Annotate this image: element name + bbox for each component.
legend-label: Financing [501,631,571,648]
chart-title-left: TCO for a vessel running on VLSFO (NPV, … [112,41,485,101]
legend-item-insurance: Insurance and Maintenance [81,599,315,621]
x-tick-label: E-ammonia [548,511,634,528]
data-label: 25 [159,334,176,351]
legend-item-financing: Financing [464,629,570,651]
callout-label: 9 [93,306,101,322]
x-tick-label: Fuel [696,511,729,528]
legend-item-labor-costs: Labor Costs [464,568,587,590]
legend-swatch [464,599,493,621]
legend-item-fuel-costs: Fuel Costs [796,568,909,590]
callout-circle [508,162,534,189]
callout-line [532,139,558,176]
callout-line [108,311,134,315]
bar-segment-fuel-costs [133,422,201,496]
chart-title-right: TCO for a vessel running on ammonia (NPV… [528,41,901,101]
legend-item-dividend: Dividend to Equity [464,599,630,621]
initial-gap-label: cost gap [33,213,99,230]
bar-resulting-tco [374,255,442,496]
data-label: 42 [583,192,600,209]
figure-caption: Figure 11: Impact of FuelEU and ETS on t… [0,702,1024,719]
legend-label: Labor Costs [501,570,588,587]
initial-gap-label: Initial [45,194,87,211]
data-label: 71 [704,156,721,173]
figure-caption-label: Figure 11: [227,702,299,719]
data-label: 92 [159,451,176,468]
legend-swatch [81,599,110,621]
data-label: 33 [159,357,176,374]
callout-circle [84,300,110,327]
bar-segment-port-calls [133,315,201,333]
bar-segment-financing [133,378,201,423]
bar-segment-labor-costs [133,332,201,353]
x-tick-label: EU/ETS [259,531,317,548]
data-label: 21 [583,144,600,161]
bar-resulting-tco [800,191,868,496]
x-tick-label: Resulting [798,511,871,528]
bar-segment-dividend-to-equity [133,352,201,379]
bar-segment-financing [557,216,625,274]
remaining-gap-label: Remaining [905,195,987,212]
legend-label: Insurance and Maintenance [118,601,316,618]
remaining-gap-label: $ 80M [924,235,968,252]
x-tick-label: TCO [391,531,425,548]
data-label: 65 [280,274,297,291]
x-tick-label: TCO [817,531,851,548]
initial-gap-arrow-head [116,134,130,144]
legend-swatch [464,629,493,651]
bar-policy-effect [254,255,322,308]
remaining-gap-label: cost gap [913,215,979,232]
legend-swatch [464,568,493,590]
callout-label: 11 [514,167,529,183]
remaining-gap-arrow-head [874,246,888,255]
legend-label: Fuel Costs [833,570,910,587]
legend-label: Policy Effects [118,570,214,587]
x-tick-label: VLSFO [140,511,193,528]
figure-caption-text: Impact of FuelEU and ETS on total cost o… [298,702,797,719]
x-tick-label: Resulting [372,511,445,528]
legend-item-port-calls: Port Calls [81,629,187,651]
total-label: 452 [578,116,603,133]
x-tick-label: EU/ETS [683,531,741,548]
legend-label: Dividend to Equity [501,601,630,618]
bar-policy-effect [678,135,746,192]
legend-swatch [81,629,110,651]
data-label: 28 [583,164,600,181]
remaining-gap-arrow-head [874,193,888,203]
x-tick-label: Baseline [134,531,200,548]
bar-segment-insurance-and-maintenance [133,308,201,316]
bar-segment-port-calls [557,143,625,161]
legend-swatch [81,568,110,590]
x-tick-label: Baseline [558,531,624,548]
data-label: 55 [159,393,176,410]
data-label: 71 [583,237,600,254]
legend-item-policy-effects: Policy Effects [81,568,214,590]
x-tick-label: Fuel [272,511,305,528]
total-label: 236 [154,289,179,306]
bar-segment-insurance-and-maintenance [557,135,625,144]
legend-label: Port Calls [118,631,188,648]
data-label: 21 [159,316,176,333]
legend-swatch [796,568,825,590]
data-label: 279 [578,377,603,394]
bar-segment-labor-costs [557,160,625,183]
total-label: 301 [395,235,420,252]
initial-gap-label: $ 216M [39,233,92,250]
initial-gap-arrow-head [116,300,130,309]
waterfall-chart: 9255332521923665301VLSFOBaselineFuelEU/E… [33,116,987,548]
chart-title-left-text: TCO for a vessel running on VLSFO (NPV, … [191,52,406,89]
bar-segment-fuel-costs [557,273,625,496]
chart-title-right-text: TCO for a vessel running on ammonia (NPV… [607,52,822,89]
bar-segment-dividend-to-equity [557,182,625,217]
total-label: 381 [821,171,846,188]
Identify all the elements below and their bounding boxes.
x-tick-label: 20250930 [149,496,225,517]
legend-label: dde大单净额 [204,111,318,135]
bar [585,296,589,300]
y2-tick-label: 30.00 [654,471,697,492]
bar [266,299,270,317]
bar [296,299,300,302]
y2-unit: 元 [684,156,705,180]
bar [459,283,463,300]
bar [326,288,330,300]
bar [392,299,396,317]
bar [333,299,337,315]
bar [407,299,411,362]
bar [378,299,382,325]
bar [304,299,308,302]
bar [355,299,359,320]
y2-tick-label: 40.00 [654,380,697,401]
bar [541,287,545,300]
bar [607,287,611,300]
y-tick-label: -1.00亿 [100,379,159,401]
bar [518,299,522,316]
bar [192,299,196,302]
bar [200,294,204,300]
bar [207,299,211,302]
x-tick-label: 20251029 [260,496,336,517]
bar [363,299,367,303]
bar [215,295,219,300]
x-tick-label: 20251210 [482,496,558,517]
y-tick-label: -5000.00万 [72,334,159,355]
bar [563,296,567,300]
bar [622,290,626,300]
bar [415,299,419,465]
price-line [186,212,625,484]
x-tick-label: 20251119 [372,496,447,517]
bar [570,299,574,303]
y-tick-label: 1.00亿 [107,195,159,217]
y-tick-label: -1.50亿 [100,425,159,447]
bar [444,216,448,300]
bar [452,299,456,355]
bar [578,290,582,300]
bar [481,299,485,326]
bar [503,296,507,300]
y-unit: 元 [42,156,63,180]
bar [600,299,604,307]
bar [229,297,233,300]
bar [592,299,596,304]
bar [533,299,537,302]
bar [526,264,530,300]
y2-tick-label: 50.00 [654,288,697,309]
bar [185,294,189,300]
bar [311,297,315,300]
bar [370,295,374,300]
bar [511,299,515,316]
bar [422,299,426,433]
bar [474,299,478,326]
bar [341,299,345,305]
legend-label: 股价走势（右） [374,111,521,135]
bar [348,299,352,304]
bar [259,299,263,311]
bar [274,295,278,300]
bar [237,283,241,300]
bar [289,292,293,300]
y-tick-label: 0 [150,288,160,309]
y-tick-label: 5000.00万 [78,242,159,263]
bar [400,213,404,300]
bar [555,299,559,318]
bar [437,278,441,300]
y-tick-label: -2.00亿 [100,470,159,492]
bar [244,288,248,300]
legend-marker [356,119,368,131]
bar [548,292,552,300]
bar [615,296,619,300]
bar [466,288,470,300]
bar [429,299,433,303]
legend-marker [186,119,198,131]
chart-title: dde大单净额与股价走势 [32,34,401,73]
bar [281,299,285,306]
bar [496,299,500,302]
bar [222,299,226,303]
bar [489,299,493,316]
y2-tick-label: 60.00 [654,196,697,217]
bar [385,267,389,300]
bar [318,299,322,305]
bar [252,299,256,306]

---

*The exercise*: Quote every line of the material above word for word, with no changes.

*In response*:
Annotate this image: element name + bbox for each component.
legend-label: Financing [501,631,571,648]
chart-title-left: TCO for a vessel running on VLSFO (NPV, … [112,41,485,101]
legend-item-insurance: Insurance and Maintenance [81,599,315,621]
x-tick-label: E-ammonia [548,511,634,528]
data-label: 25 [159,334,176,351]
legend-item-financing: Financing [464,629,570,651]
callout-label: 9 [93,306,101,322]
x-tick-label: Fuel [696,511,729,528]
legend-item-labor-costs: Labor Costs [464,568,587,590]
legend-swatch [464,599,493,621]
legend-item-fuel-costs: Fuel Costs [796,568,909,590]
callout-circle [508,162,534,189]
callout-line [532,139,558,176]
callout-line [108,311,134,315]
bar-segment-fuel-costs [133,422,201,496]
chart-title-right: TCO for a vessel running on ammonia (NPV… [528,41,901,101]
legend-item-dividend: Dividend to Equity [464,599,630,621]
initial-gap-label: cost gap [33,213,99,230]
bar-resulting-tco [374,255,442,496]
data-label: 42 [583,192,600,209]
figure-caption: Figure 11: Impact of FuelEU and ETS on t… [0,702,1024,719]
legend-label: Labor Costs [501,570,588,587]
initial-gap-label: Initial [45,194,87,211]
data-label: 71 [704,156,721,173]
figure-caption-label: Figure 11: [227,702,299,719]
data-label: 92 [159,451,176,468]
legend-swatch [81,599,110,621]
data-label: 33 [159,357,176,374]
callout-circle [84,300,110,327]
bar-segment-port-calls [133,315,201,333]
bar-segment-financing [133,378,201,423]
bar-segment-labor-costs [133,332,201,353]
x-tick-label: EU/ETS [259,531,317,548]
data-label: 21 [583,144,600,161]
bar-resulting-tco [800,191,868,496]
x-tick-label: Resulting [798,511,871,528]
bar-segment-dividend-to-equity [133,352,201,379]
bar-segment-financing [557,216,625,274]
remaining-gap-label: Remaining [905,195,987,212]
legend-label: Insurance and Maintenance [118,601,316,618]
remaining-gap-label: $ 80M [924,235,968,252]
x-tick-label: TCO [391,531,425,548]
data-label: 65 [280,274,297,291]
x-tick-label: TCO [817,531,851,548]
initial-gap-arrow-head [116,134,130,144]
legend-swatch [464,629,493,651]
bar-policy-effect [254,255,322,308]
remaining-gap-label: cost gap [913,215,979,232]
legend-swatch [464,568,493,590]
callout-label: 11 [514,167,529,183]
remaining-gap-arrow-head [874,246,888,255]
legend-label: Fuel Costs [833,570,910,587]
legend-label: Policy Effects [118,570,214,587]
x-tick-label: VLSFO [140,511,193,528]
figure-caption-text: Impact of FuelEU and ETS on total cost o… [298,702,797,719]
x-tick-label: Resulting [372,511,445,528]
legend-item-port-calls: Port Calls [81,629,187,651]
total-label: 452 [578,116,603,133]
x-tick-label: EU/ETS [683,531,741,548]
legend-label: Dividend to Equity [501,601,630,618]
bar-policy-effect [678,135,746,192]
legend-swatch [81,629,110,651]
data-label: 28 [583,164,600,181]
remaining-gap-arrow-head [874,193,888,203]
x-tick-label: Baseline [134,531,200,548]
bar-segment-insurance-and-maintenance [133,308,201,316]
bar-segment-port-calls [557,143,625,161]
legend-swatch [81,568,110,590]
x-tick-label: Baseline [558,531,624,548]
data-label: 55 [159,393,176,410]
data-label: 71 [583,237,600,254]
legend-item-policy-effects: Policy Effects [81,568,214,590]
x-tick-label: Fuel [272,511,305,528]
total-label: 236 [154,289,179,306]
bar-segment-insurance-and-maintenance [557,135,625,144]
legend-label: Port Calls [118,631,188,648]
data-label: 21 [159,316,176,333]
legend-swatch [796,568,825,590]
data-label: 279 [578,377,603,394]
bar-segment-labor-costs [557,160,625,183]
total-label: 301 [395,235,420,252]
initial-gap-label: $ 216M [39,233,92,250]
initial-gap-arrow-head [116,300,130,309]
waterfall-chart: 9255332521923665301VLSFOBaselineFuelEU/E… [33,116,987,548]
chart-title-left-text: TCO for a vessel running on VLSFO (NPV, … [191,52,406,89]
bar-segment-fuel-costs [557,273,625,496]
chart-title-right-text: TCO for a vessel running on ammonia (NPV… [607,52,822,89]
bar-segment-dividend-to-equity [557,182,625,217]
total-label: 381 [821,171,846,188]
Identify all the elements below and their bounding boxes.
x-tick-label: 20250930 [149,496,225,517]
legend-label: dde大单净额 [204,111,318,135]
bar [585,296,589,300]
y2-tick-label: 30.00 [654,471,697,492]
bar [266,299,270,317]
bar [296,299,300,302]
y2-unit: 元 [684,156,705,180]
bar [459,283,463,300]
bar [326,288,330,300]
bar [392,299,396,317]
bar [333,299,337,315]
bar [407,299,411,362]
bar [378,299,382,325]
bar [304,299,308,302]
bar [355,299,359,320]
y2-tick-label: 40.00 [654,380,697,401]
bar [541,287,545,300]
bar [607,287,611,300]
y-tick-label: -1.00亿 [100,379,159,401]
bar [518,299,522,316]
bar [192,299,196,302]
bar [200,294,204,300]
bar [207,299,211,302]
x-tick-label: 20251029 [260,496,336,517]
bar [363,299,367,303]
bar [215,295,219,300]
x-tick-label: 20251210 [482,496,558,517]
y-tick-label: -5000.00万 [72,334,159,355]
bar [563,296,567,300]
bar [622,290,626,300]
bar [415,299,419,465]
price-line [186,212,625,484]
x-tick-label: 20251119 [372,496,447,517]
bar [570,299,574,303]
y-tick-label: 1.00亿 [107,195,159,217]
y-tick-label: -1.50亿 [100,425,159,447]
bar [444,216,448,300]
bar [452,299,456,355]
bar [578,290,582,300]
bar [481,299,485,326]
bar [503,296,507,300]
y-unit: 元 [42,156,63,180]
bar [600,299,604,307]
bar [229,297,233,300]
bar [592,299,596,304]
bar [533,299,537,302]
bar [526,264,530,300]
y2-tick-label: 50.00 [654,288,697,309]
bar [185,294,189,300]
bar [311,297,315,300]
bar [370,295,374,300]
bar [511,299,515,316]
bar [422,299,426,433]
bar [474,299,478,326]
bar [341,299,345,305]
legend-label: 股价走势（右） [374,111,521,135]
bar [348,299,352,304]
bar [259,299,263,311]
bar [274,295,278,300]
bar [237,283,241,300]
bar [289,292,293,300]
y-tick-label: 0 [150,288,160,309]
y-tick-label: 5000.00万 [78,242,159,263]
bar [400,213,404,300]
bar [555,299,559,318]
bar [437,278,441,300]
y-tick-label: -2.00亿 [100,470,159,492]
bar [244,288,248,300]
legend-marker [356,119,368,131]
bar [548,292,552,300]
bar [615,296,619,300]
bar [466,288,470,300]
bar [429,299,433,303]
legend-marker [186,119,198,131]
chart-title: dde大单净额与股价走势 [32,34,401,73]
bar [281,299,285,306]
bar [496,299,500,302]
bar [222,299,226,303]
bar [489,299,493,316]
y2-tick-label: 60.00 [654,196,697,217]
bar [385,267,389,300]
bar [318,299,322,305]
bar [252,299,256,306]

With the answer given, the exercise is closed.